Short problem: In the records below, begin at the line that has "Serialize everything readable" and stop after the line that has "Enumerate this chart's"; quote those lines verbatim and nothing more.

Input:
....................
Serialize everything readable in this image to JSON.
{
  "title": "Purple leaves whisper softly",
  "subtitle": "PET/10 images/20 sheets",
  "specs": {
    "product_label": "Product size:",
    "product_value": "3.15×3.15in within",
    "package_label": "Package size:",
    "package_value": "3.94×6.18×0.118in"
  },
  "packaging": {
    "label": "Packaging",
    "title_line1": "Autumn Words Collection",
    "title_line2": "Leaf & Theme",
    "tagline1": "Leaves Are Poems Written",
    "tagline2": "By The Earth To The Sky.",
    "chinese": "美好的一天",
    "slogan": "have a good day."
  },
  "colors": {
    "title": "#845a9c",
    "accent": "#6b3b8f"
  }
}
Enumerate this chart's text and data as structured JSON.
....................
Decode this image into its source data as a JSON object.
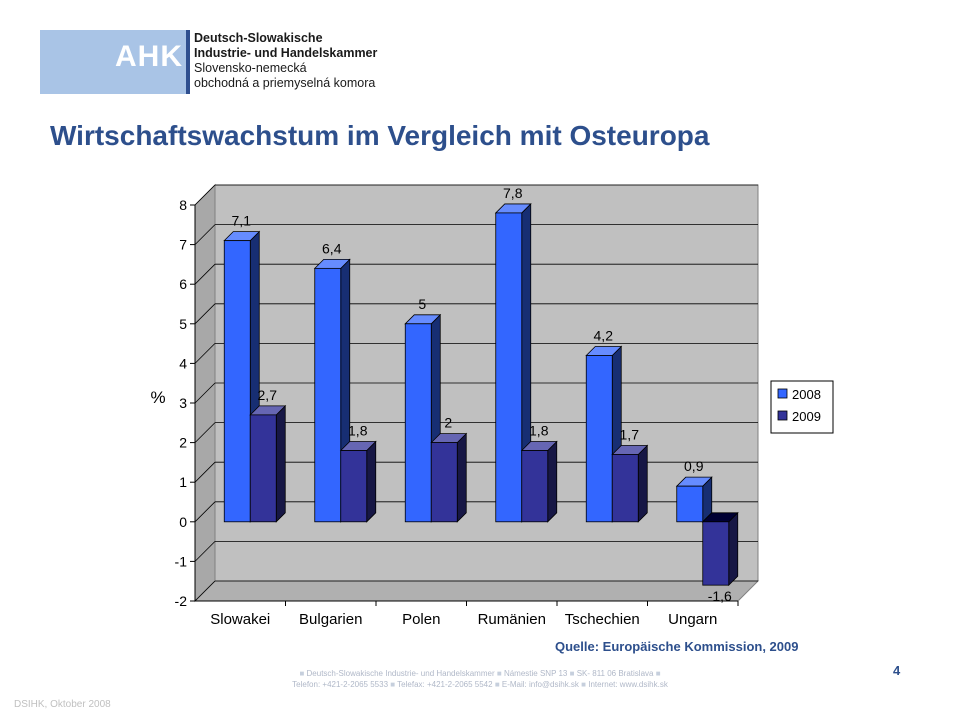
....................
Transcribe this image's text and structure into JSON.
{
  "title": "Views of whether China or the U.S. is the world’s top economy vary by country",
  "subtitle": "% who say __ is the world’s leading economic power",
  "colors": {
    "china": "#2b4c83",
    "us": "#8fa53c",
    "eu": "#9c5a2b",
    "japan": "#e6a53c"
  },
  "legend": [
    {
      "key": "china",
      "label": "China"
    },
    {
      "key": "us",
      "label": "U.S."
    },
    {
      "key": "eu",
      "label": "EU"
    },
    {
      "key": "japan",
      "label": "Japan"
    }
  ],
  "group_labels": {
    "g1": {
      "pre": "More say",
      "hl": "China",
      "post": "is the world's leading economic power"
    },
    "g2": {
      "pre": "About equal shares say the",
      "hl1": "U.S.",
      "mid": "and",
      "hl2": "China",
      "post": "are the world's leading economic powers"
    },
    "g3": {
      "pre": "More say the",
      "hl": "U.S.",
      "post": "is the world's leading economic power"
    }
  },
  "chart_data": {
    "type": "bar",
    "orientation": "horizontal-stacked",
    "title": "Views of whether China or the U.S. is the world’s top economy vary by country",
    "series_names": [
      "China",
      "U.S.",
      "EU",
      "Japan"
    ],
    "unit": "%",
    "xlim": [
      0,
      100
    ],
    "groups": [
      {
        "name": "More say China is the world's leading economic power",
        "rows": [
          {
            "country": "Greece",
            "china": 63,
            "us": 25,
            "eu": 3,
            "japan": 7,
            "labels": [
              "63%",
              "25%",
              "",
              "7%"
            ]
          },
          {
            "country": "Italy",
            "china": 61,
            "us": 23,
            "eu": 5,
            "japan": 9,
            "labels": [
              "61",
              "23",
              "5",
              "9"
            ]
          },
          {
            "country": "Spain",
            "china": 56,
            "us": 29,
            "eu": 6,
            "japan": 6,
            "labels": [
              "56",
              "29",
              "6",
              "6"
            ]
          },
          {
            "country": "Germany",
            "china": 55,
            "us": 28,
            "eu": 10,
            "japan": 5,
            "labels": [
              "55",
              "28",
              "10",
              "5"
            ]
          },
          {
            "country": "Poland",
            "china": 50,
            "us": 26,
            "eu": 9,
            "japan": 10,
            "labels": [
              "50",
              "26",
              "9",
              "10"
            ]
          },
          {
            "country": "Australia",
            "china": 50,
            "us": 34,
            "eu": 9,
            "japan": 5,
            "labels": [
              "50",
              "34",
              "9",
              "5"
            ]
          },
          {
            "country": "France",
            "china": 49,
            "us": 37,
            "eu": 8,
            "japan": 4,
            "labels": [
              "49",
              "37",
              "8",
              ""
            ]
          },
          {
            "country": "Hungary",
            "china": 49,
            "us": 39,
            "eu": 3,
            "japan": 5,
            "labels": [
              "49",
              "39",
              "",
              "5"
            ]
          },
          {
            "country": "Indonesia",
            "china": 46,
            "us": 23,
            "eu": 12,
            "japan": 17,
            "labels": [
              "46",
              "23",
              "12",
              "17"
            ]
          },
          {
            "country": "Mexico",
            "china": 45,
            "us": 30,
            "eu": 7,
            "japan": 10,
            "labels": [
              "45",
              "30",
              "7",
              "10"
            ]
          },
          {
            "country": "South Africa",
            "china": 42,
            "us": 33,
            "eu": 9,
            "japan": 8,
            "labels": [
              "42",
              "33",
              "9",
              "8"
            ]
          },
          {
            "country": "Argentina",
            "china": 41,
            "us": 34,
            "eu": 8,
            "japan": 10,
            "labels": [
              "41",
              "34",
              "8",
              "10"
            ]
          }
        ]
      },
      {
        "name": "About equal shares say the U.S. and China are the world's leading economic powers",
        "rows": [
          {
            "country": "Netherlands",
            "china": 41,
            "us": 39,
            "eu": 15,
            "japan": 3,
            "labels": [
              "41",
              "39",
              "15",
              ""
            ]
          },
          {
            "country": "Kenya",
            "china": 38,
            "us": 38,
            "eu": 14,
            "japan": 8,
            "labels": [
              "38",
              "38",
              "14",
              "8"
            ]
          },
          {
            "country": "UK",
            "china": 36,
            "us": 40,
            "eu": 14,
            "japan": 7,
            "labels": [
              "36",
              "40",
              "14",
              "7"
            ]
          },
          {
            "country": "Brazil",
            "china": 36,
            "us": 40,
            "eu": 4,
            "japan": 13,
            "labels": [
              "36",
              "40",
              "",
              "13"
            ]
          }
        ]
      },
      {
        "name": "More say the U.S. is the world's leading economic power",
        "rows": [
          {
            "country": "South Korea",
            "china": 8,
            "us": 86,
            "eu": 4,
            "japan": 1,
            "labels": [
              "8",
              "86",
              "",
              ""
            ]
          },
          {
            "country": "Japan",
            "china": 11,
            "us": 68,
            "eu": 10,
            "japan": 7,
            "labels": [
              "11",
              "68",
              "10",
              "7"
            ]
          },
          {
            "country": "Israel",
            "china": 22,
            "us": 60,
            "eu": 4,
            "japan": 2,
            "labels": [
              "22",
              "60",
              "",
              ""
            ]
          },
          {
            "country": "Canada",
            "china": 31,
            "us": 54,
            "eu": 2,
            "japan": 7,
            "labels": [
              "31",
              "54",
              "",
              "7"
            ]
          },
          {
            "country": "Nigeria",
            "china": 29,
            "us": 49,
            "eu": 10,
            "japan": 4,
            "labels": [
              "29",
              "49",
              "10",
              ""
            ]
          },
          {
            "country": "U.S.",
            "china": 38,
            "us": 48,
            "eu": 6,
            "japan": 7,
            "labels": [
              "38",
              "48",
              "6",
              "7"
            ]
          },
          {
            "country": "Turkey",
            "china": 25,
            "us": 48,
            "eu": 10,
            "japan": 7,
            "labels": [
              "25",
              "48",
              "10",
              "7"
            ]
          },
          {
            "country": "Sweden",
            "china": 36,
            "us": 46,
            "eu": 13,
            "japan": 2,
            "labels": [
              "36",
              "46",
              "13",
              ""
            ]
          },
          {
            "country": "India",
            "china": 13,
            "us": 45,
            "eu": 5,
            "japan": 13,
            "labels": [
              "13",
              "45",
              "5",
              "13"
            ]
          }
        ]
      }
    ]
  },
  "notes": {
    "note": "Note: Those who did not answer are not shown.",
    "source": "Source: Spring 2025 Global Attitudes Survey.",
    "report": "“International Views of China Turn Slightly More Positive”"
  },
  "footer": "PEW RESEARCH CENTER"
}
....................
Output below:
Serialize everything readable in this image to JSON.
{
  "title": "Purple leaves whisper softly",
  "subtitle": "PET/10 images/20 sheets",
  "specs": {
    "product_label": "Product size:",
    "product_value": "3.15×3.15in within",
    "package_label": "Package size:",
    "package_value": "3.94×6.18×0.118in"
  },
  "packaging": {
    "label": "Packaging",
    "title_line1": "Autumn Words Collection",
    "title_line2": "Leaf & Theme",
    "tagline1": "Leaves Are Poems Written",
    "tagline2": "By The Earth To The Sky.",
    "chinese": "美好的一天",
    "slogan": "have a good day."
  },
  "colors": {
    "title": "#845a9c",
    "accent": "#6b3b8f"
  }
}
Enumerate this chart's text and data as structured JSON.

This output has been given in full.